**Task description**
Go through the lines below. Copy those with "MUÑOZ".
────────────────
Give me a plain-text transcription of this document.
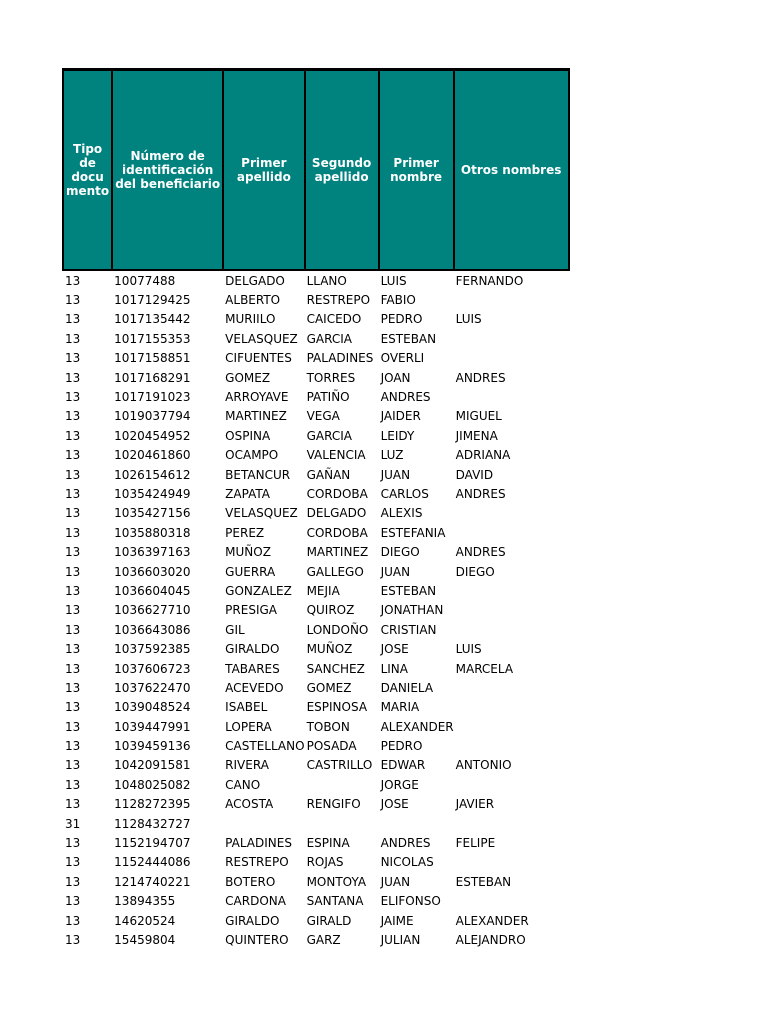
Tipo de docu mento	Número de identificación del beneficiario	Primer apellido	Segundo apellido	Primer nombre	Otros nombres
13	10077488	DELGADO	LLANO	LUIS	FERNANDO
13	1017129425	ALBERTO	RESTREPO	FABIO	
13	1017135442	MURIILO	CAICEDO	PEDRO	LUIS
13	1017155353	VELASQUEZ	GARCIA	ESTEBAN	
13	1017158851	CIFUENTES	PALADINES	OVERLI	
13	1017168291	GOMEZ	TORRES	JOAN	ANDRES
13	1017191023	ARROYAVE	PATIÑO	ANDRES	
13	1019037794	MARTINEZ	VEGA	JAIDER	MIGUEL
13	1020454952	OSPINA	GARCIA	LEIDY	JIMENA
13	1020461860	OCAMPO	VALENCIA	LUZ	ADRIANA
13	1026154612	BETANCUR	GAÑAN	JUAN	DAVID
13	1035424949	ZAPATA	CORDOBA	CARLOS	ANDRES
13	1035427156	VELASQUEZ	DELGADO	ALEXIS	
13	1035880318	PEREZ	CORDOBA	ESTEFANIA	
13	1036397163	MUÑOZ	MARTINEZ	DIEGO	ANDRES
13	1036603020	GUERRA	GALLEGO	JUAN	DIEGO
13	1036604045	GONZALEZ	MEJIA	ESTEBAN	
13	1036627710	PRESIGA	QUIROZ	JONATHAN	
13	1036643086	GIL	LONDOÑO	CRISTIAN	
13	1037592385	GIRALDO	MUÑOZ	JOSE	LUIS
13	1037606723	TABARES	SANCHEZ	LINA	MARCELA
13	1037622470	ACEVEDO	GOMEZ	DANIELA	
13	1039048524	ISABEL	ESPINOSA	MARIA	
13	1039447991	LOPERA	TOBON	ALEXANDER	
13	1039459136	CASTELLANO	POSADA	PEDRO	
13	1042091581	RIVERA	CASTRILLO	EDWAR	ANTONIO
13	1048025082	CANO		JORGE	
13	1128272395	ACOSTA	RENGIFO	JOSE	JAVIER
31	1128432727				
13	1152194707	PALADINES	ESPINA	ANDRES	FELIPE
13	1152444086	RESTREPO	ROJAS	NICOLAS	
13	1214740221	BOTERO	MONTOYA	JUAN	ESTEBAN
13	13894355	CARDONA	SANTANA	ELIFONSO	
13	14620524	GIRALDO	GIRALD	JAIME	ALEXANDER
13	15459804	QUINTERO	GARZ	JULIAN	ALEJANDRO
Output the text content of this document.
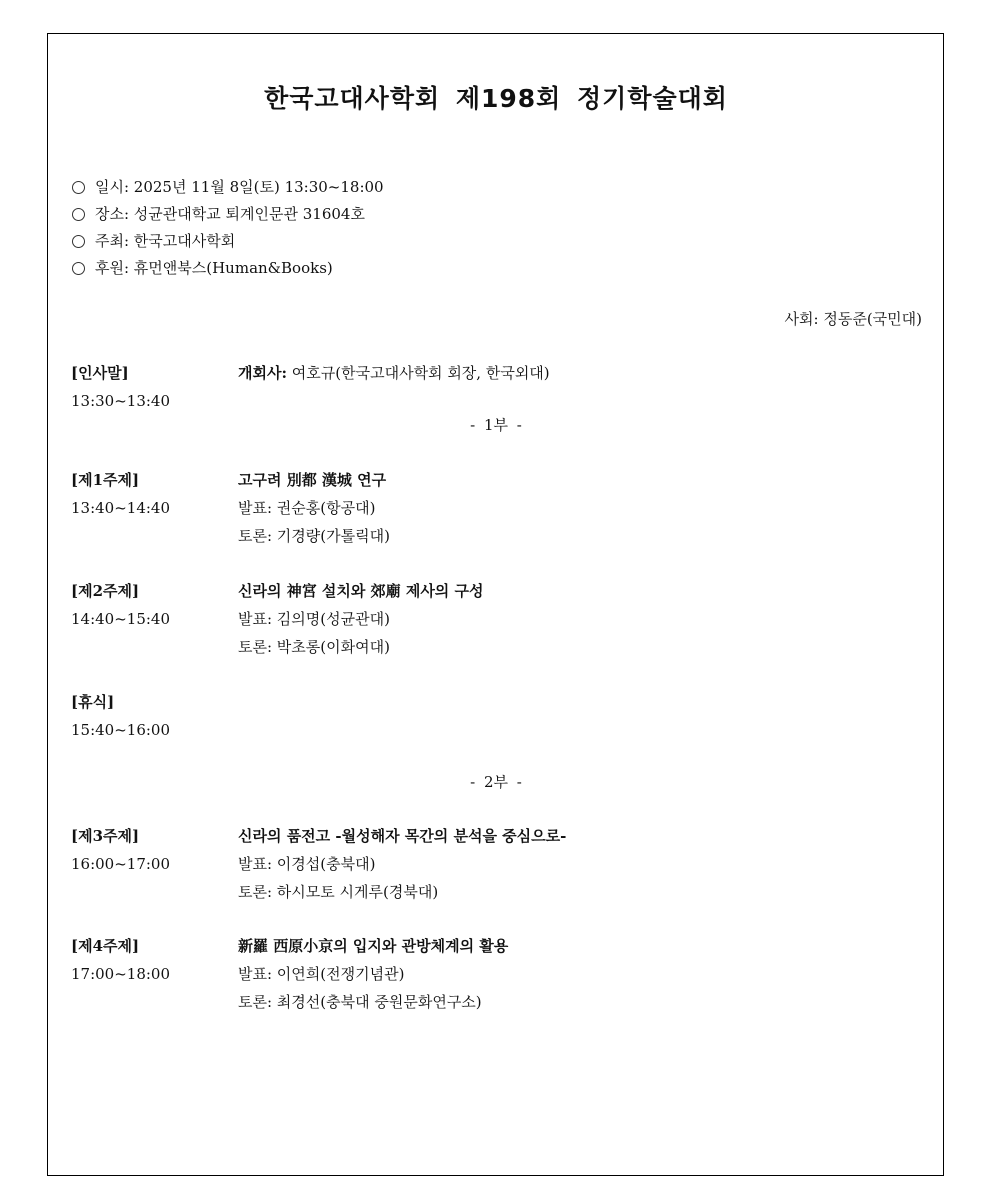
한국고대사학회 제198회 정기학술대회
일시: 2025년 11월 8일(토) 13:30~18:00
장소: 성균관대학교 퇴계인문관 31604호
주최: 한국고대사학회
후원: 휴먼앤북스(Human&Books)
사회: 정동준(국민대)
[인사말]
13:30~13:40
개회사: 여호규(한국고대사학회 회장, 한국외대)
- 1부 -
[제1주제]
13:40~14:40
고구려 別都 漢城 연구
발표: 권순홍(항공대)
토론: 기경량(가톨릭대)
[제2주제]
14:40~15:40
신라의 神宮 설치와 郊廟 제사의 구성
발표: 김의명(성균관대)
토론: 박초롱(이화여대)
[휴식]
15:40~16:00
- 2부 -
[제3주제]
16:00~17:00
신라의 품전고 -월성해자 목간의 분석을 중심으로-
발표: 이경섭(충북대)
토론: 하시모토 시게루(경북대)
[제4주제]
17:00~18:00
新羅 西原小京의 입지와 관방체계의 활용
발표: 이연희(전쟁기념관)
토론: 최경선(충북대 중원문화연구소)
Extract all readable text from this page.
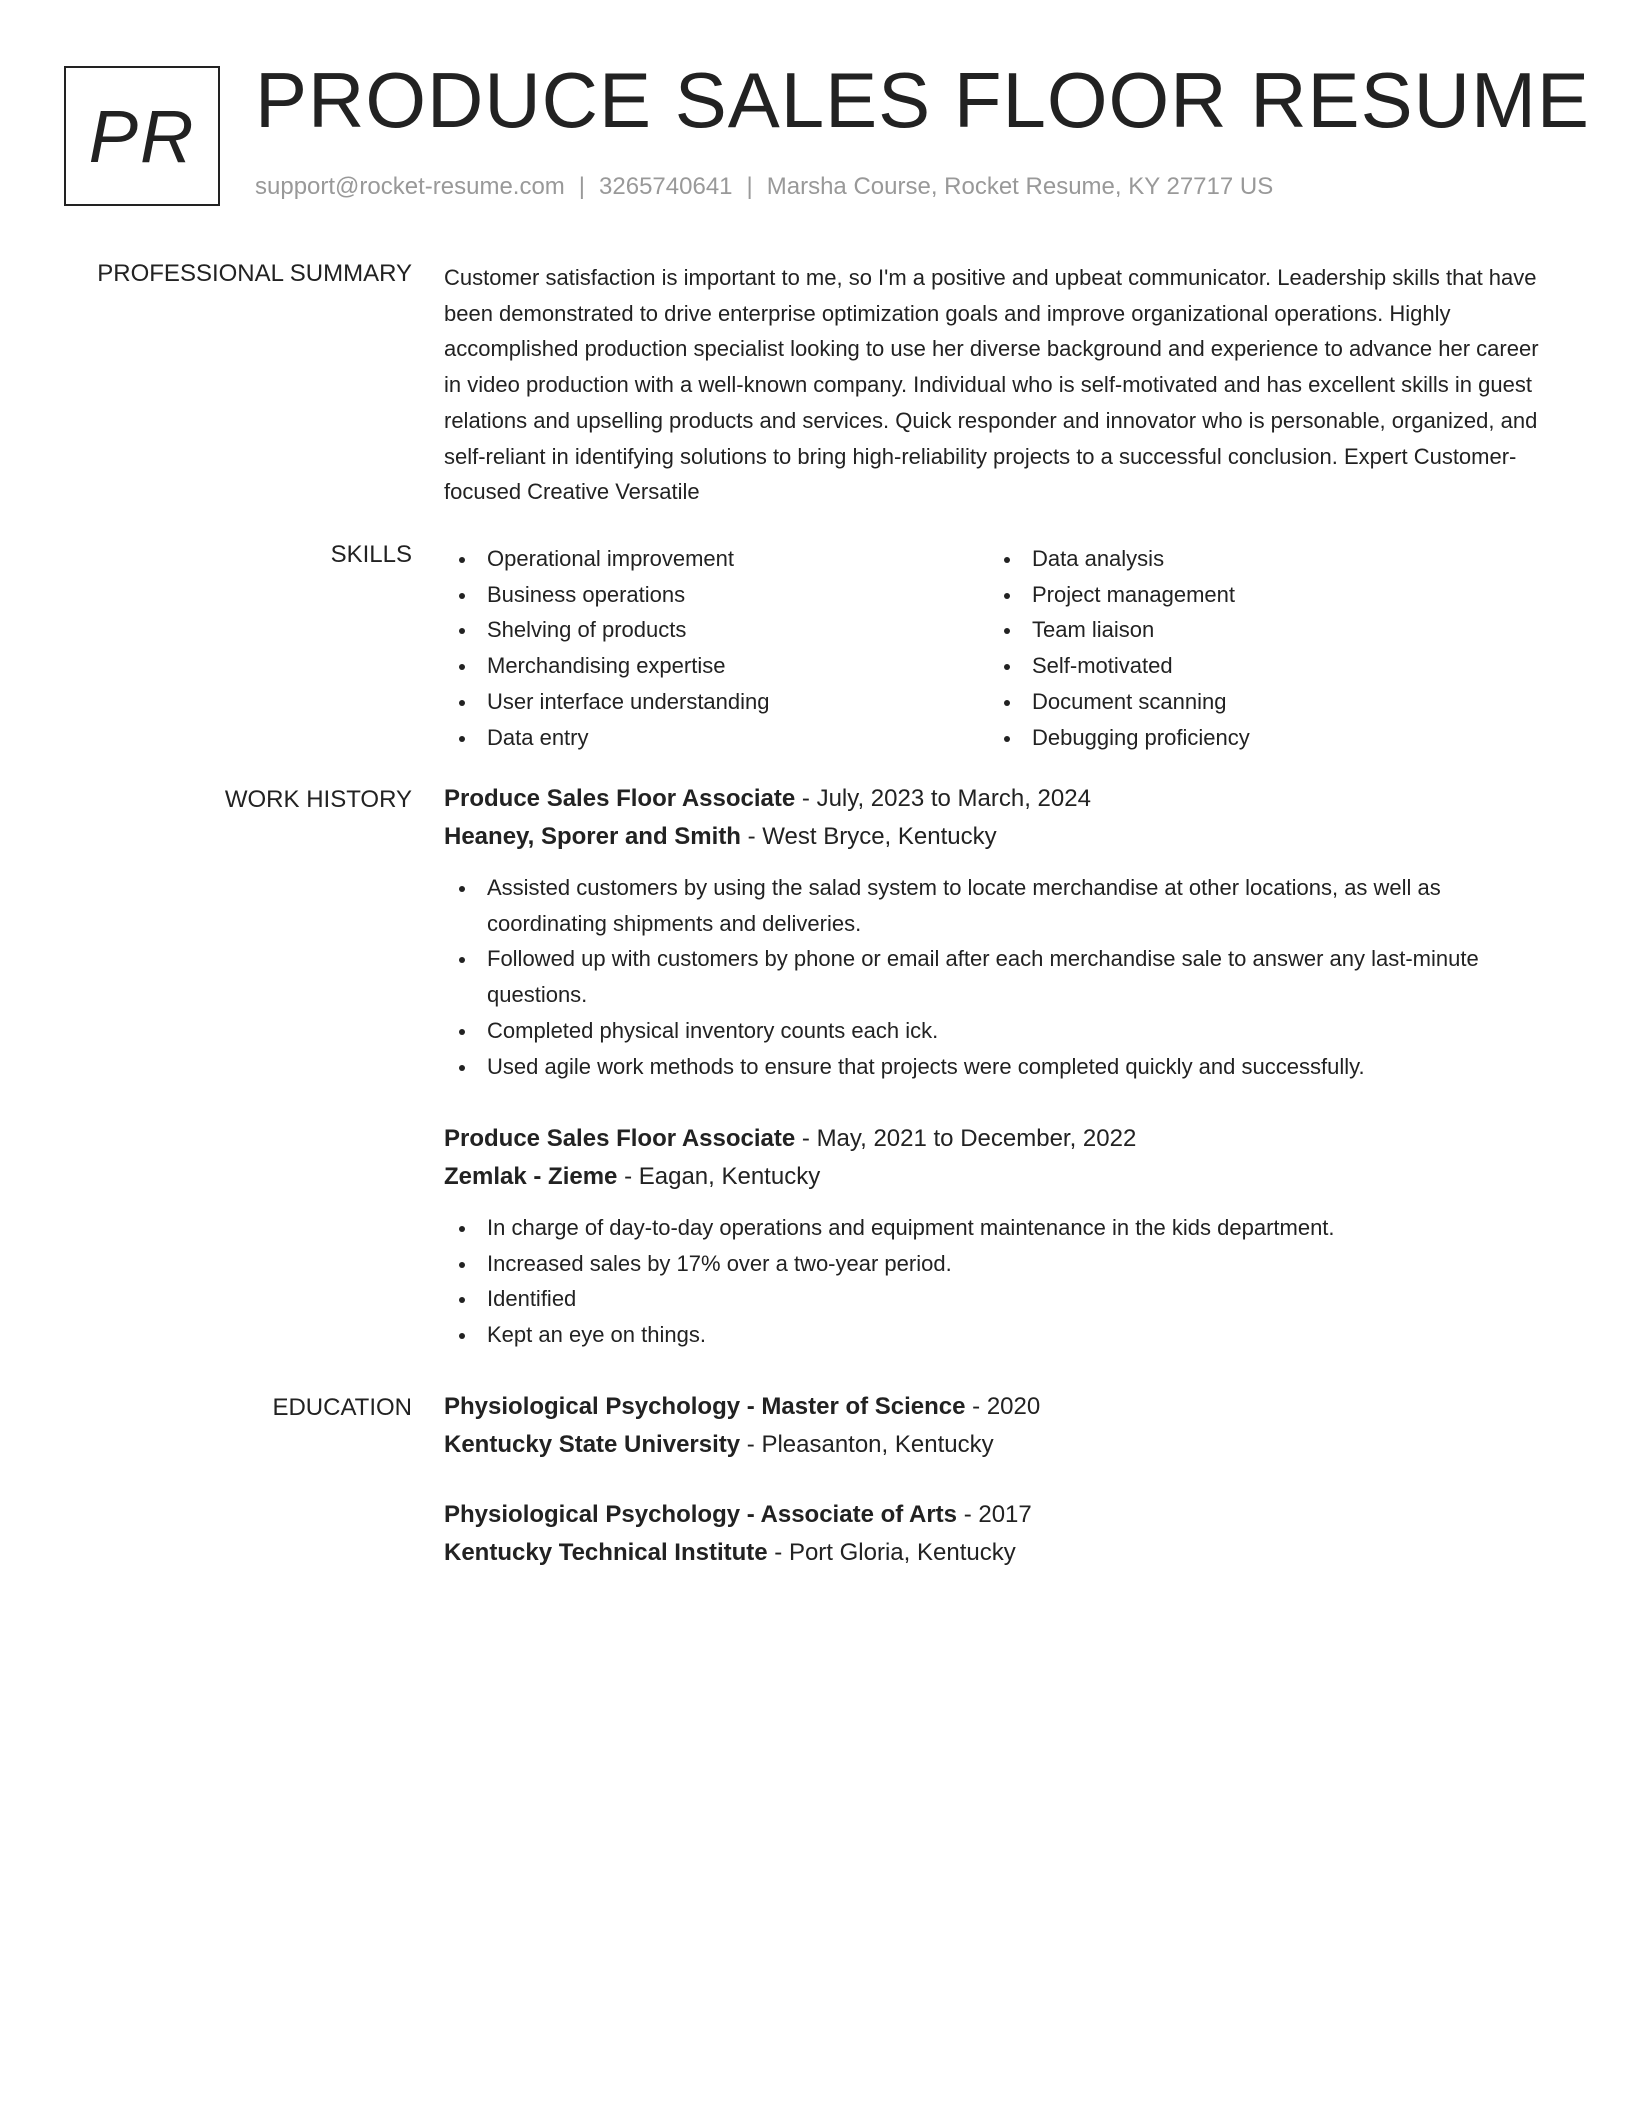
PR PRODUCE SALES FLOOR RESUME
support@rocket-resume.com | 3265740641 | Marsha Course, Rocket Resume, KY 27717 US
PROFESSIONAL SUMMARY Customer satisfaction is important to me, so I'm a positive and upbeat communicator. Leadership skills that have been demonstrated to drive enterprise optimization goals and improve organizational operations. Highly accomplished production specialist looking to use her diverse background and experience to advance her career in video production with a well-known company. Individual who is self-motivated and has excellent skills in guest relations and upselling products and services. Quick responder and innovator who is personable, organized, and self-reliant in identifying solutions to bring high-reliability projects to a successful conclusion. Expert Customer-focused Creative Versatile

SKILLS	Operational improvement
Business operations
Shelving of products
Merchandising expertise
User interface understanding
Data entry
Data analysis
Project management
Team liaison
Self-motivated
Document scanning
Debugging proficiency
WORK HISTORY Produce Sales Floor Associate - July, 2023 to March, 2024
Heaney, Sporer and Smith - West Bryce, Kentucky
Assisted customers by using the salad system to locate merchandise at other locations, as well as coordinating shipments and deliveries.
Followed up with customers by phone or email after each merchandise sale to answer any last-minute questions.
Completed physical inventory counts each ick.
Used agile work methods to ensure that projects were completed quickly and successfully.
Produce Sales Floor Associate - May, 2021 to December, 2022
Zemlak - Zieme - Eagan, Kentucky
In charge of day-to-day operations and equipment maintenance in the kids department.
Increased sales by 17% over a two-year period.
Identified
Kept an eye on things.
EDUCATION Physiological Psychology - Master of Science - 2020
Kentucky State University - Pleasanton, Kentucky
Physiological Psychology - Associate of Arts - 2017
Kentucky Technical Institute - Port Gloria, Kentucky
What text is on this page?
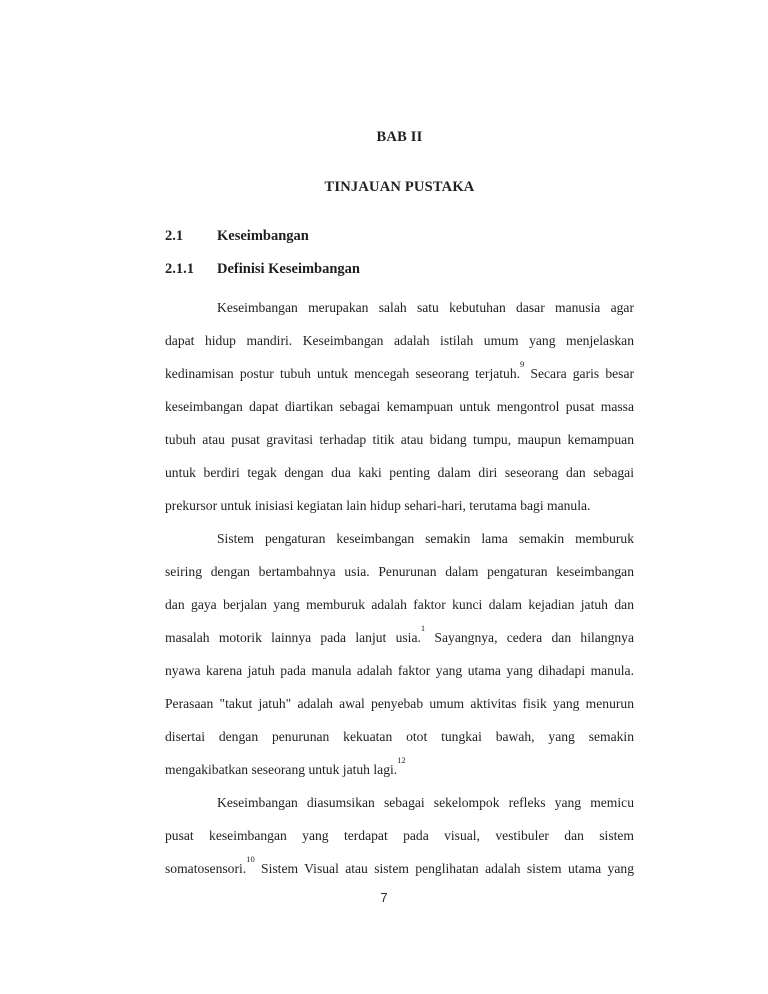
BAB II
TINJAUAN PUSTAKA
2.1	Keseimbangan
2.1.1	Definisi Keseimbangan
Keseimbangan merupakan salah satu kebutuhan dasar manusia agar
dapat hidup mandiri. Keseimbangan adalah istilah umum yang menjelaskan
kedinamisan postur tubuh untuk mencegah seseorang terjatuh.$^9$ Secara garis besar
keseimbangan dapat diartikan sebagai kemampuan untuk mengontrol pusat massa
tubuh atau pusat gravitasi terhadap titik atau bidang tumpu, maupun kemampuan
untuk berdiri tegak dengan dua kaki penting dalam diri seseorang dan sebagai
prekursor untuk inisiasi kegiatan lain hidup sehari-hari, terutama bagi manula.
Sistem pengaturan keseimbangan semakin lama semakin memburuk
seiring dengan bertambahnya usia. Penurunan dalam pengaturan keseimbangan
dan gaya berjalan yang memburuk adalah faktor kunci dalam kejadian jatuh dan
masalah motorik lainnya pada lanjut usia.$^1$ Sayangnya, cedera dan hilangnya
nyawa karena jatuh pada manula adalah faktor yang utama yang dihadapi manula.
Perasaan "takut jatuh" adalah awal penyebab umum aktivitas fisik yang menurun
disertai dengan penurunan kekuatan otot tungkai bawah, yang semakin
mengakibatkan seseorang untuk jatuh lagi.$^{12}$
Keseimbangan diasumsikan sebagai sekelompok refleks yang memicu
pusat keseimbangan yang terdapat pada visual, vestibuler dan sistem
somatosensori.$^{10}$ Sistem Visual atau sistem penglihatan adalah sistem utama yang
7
────────────────
**Output of the exercise**
13	1036397163	MUÑOZ	MARTINEZ	DIEGO	ANDRES
13	1037592385	GIRALDO	MUÑOZ	JOSE	LUIS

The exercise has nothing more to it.